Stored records
★ ★ ★ ★

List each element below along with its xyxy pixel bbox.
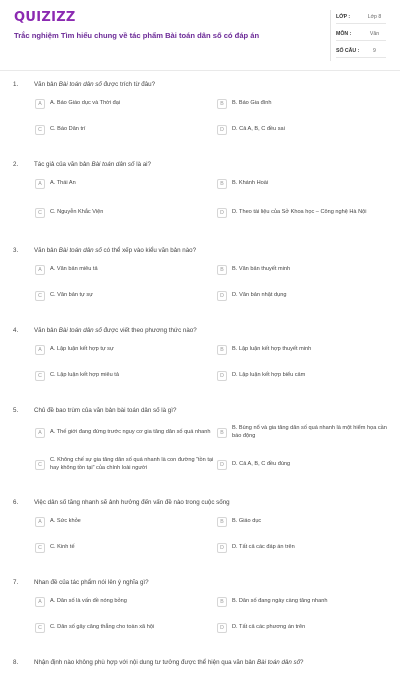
- question-header: [0, 73, 400, 95]
- question-5: [0, 399, 400, 491]
- option-letter-box: C: [35, 208, 45, 218]
- option-text: D. Cả A, B, C đều sai: [232, 126, 285, 133]
- option-letter-box: D: [217, 291, 227, 301]
- option-text: D. Theo tài liệu của Sở Khoa học – Công nghệ Hà Nội: [232, 209, 367, 216]
- option-text: D. Lập luận kết hợp biểu cảm: [232, 372, 306, 379]
- option-text: A. Dân số là vấn đề nóng bỏng: [50, 598, 127, 605]
- answer-option[interactable]: [217, 421, 397, 445]
- question-text-italic: Bài toán dân số: [91, 160, 135, 168]
- option-row: [0, 619, 400, 637]
- option-text: A. Báo Giáo dục và Thời đại: [50, 100, 121, 107]
- question-text: [34, 579, 149, 586]
- option-letter-box: A: [35, 179, 45, 189]
- answer-option[interactable]: [217, 619, 397, 637]
- option-text: D. Tất cả các đáp án trên: [232, 544, 295, 551]
- option-row: [0, 341, 400, 359]
- option-row: [0, 367, 400, 385]
- option-letter-box: A: [35, 597, 45, 607]
- answer-option[interactable]: [35, 287, 215, 305]
- question-spacer: [0, 673, 400, 679]
- answer-option[interactable]: [35, 513, 215, 531]
- answer-option[interactable]: [217, 287, 397, 305]
- question-text: [34, 81, 155, 88]
- option-letter-box: B: [217, 265, 227, 275]
- meta-row-grade: [336, 10, 386, 24]
- option-letter-box: B: [217, 428, 227, 438]
- question-header: [0, 651, 400, 673]
- option-text: A. Văn bản miêu tả: [50, 266, 98, 273]
- question-text-part: Tác giả của văn bản: [34, 160, 92, 168]
- option-letter-box: C: [35, 623, 45, 633]
- meta-value: Lớp 8: [367, 13, 382, 20]
- question-text: [34, 247, 196, 254]
- question-text-italic: Bài toán dân số: [58, 80, 102, 88]
- question-4: [0, 319, 400, 399]
- question-header: [0, 491, 400, 513]
- question-7: [0, 571, 400, 651]
- answer-option[interactable]: [35, 619, 215, 637]
- question-text-part: Nhan đề của tác phẩm nói lên ý nghĩa gì?: [34, 578, 149, 586]
- answer-option[interactable]: [35, 121, 215, 139]
- option-letter-box: D: [217, 460, 227, 470]
- question-number: 5.: [13, 406, 19, 414]
- question-header: [0, 239, 400, 261]
- meta-panel: [330, 10, 386, 61]
- option-row: [0, 513, 400, 531]
- option-text: C. Lập luận kết hợp miêu tả: [50, 372, 119, 379]
- answer-option[interactable]: [217, 539, 397, 557]
- question-text: [34, 659, 304, 666]
- option-row: [0, 287, 400, 305]
- option-letter-box: D: [217, 125, 227, 135]
- answer-option[interactable]: [35, 453, 215, 477]
- answer-option[interactable]: [217, 341, 397, 359]
- question-text-part: là ai?: [134, 160, 151, 168]
- question-text-part: Chủ đề bao trùm của văn bản bài toán dân số là gì?: [34, 406, 177, 414]
- question-text: [34, 161, 151, 168]
- option-row: [0, 453, 400, 477]
- answer-option[interactable]: [35, 95, 215, 113]
- answer-option[interactable]: [217, 513, 397, 531]
- answer-option[interactable]: [217, 453, 397, 477]
- option-text: B. Lập luận kết hợp thuyết minh: [232, 346, 312, 353]
- question-number: 6.: [13, 498, 19, 506]
- answer-option[interactable]: [35, 341, 215, 359]
- question-text-italic: Bài toán dân số: [257, 658, 301, 666]
- question-header: [0, 571, 400, 593]
- option-row: [0, 95, 400, 113]
- question-3: [0, 239, 400, 319]
- question-list: [0, 73, 400, 679]
- answer-option[interactable]: [217, 175, 397, 193]
- option-text: C. Văn bản tự sự: [50, 292, 93, 299]
- question-number: 1.: [13, 80, 19, 88]
- option-letter-box: C: [35, 371, 45, 381]
- header-divider: [0, 70, 400, 71]
- answer-option[interactable]: [35, 367, 215, 385]
- quizizz-logo: QUIZIZZ: [14, 10, 76, 25]
- option-letter-box: B: [217, 517, 227, 527]
- option-text: B. Bùng nổ và gia tăng dân số quá nhanh là một hiểm họa cần báo động: [232, 425, 387, 439]
- question-text-part: Nhận định nào không phù hợp với nội dung tư tưởng được thể hiện qua văn bản: [34, 658, 258, 666]
- question-text-part: Văn bản: [34, 246, 59, 254]
- answer-option[interactable]: [217, 95, 397, 113]
- answer-option[interactable]: [35, 175, 215, 193]
- answer-option[interactable]: [217, 121, 397, 139]
- option-letter-box: A: [35, 99, 45, 109]
- meta-value: 9: [373, 47, 376, 54]
- question-text-part: được viết theo phương thức nào?: [101, 326, 197, 334]
- option-text: A. Thế giới đang đứng trước nguy cơ gia tăng dân số quá nhanh: [50, 429, 211, 436]
- option-letter-box: D: [217, 208, 227, 218]
- question-header: [0, 399, 400, 421]
- question-number: 3.: [13, 246, 19, 254]
- meta-key: SỐ CÂU :: [336, 47, 360, 54]
- question-text-part: ?: [300, 658, 304, 666]
- question-header: [0, 319, 400, 341]
- answer-option[interactable]: [35, 593, 215, 611]
- option-letter-box: B: [217, 179, 227, 189]
- option-text: C. Nguyễn Khắc Viện: [50, 209, 104, 216]
- option-text: A. Lập luận kết hợp tự sự: [50, 346, 114, 353]
- option-letter-box: C: [35, 460, 45, 470]
- answer-option[interactable]: [35, 421, 215, 445]
- option-letter-box: D: [217, 623, 227, 633]
- answer-option[interactable]: [217, 201, 397, 225]
- option-letter-box: C: [35, 125, 45, 135]
- option-text: D. Văn bản nhật dụng: [232, 292, 287, 299]
- answer-option[interactable]: [217, 261, 397, 279]
- meta-row-count: [336, 44, 386, 58]
- worksheet-header: [0, 0, 400, 70]
- quiz-title: Trắc nghiệm Tìm hiểu chung về tác phẩm Bài toán dân số có đáp án: [14, 31, 260, 40]
- question-1: [0, 73, 400, 153]
- question-number: 7.: [13, 578, 19, 586]
- question-text-italic: Bài toán dân số: [58, 246, 102, 254]
- option-text: B. Báo Gia đình: [232, 100, 272, 107]
- meta-row-subject: [336, 27, 386, 41]
- question-header: [0, 153, 400, 175]
- option-text: C. Dân số gây căng thẳng cho toàn xã hội: [50, 624, 155, 631]
- option-row: [0, 175, 400, 193]
- question-text-part: có thể xếp vào kiểu văn bản nào?: [101, 246, 197, 254]
- question-text-part: Văn bản: [34, 80, 59, 88]
- option-text: A. Sức khỏe: [50, 518, 81, 525]
- question-text-part: Việc dân số tăng nhanh sẽ ảnh hưởng đến vấn đề nào trong cuộc sống: [34, 498, 230, 506]
- answer-option[interactable]: [35, 539, 215, 557]
- question-text-italic: Bài toán dân số: [58, 326, 102, 334]
- option-letter-box: B: [217, 597, 227, 607]
- question-text-part: được trích từ đâu?: [101, 80, 156, 88]
- option-letter-box: D: [217, 371, 227, 381]
- question-6: [0, 491, 400, 571]
- option-row: [0, 121, 400, 139]
- answer-option[interactable]: [35, 261, 215, 279]
- option-row: [0, 421, 400, 445]
- question-text-part: Văn bản: [34, 326, 59, 334]
- option-text: B. Giáo dục: [232, 518, 262, 525]
- option-text: B. Văn bản thuyết minh: [232, 266, 291, 273]
- answer-option[interactable]: [35, 201, 215, 225]
- meta-key: LỚP :: [336, 13, 351, 20]
- question-number: 2.: [13, 160, 19, 168]
- option-row: [0, 593, 400, 611]
- option-text: A. Thái An: [50, 180, 76, 187]
- meta-value: Văn: [369, 30, 380, 37]
- option-letter-box: C: [35, 543, 45, 553]
- question-text: [34, 407, 176, 414]
- option-text: D. Cả A, B, C đều đúng: [232, 461, 291, 468]
- option-letter-box: B: [217, 99, 227, 109]
- option-text: B. Dân số đang ngày càng tăng nhanh: [232, 598, 328, 605]
- option-text: C. Kinh tế: [50, 544, 75, 551]
- question-text: [34, 327, 197, 334]
- option-text: C. Báo Dân trí: [50, 126, 86, 133]
- option-text: C. Không chế sự gia tăng dân số quá nhanh là con đường “tồn tại hay không tồn tại” của chính loài người: [50, 457, 214, 471]
- meta-key: MÔN :: [336, 30, 352, 37]
- option-letter-box: C: [35, 291, 45, 301]
- answer-option[interactable]: [217, 367, 397, 385]
- option-text: B. Khánh Hoài: [232, 180, 269, 187]
- option-row: [0, 201, 400, 225]
- question-2: [0, 153, 400, 239]
- option-text: D. Tất cả các phương án trên: [232, 624, 306, 631]
- option-letter-box: A: [35, 428, 45, 438]
- option-letter-box: A: [35, 265, 45, 275]
- option-letter-box: B: [217, 345, 227, 355]
- question-number: 8.: [13, 658, 19, 666]
- option-letter-box: A: [35, 517, 45, 527]
- question-number: 4.: [13, 326, 19, 334]
- option-row: [0, 539, 400, 557]
- option-letter-box: A: [35, 345, 45, 355]
- answer-option[interactable]: [217, 593, 397, 611]
- question-text: [34, 499, 230, 506]
- question-8: [0, 651, 400, 679]
- option-letter-box: D: [217, 543, 227, 553]
- option-row: [0, 261, 400, 279]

★ ★ ★ ★

## Aim
Return the lines of the material starting at the line containing "- question-header: [0, 73, 400, 95]" and ending at the line containing "- meta-row-grade: [336, 10, 386, 24]", both included, without any change.

## Task output
- question-header: [0, 73, 400, 95]
- question-5: [0, 399, 400, 491]
- option-letter-box: C: [35, 208, 45, 218]
- option-text: D. Cả A, B, C đều sai: [232, 126, 285, 133]
- option-letter-box: D: [217, 291, 227, 301]
- option-text: D. Theo tài liệu của Sở Khoa học – Công nghệ Hà Nội: [232, 209, 367, 216]
- option-text: D. Lập luận kết hợp biểu cảm: [232, 372, 306, 379]
- option-text: A. Dân số là vấn đề nóng bỏng: [50, 598, 127, 605]
- answer-option[interactable]: [217, 421, 397, 445]
- question-text-italic: Bài toán dân số: [91, 160, 135, 168]
- option-row: [0, 619, 400, 637]
- option-text: A. Báo Giáo dục và Thời đại: [50, 100, 121, 107]
- question-text: [34, 579, 149, 586]
- option-letter-box: A: [35, 179, 45, 189]
- answer-option[interactable]: [217, 619, 397, 637]
- option-text: D. Tất cả các đáp án trên: [232, 544, 295, 551]
- option-row: [0, 341, 400, 359]
- option-row: [0, 367, 400, 385]
- option-letter-box: A: [35, 597, 45, 607]
- answer-option[interactable]: [35, 287, 215, 305]
- question-spacer: [0, 673, 400, 679]
- answer-option[interactable]: [35, 513, 215, 531]
- answer-option[interactable]: [217, 287, 397, 305]
- question-text: [34, 81, 155, 88]
- option-letter-box: B: [217, 265, 227, 275]
- meta-row-grade: [336, 10, 386, 24]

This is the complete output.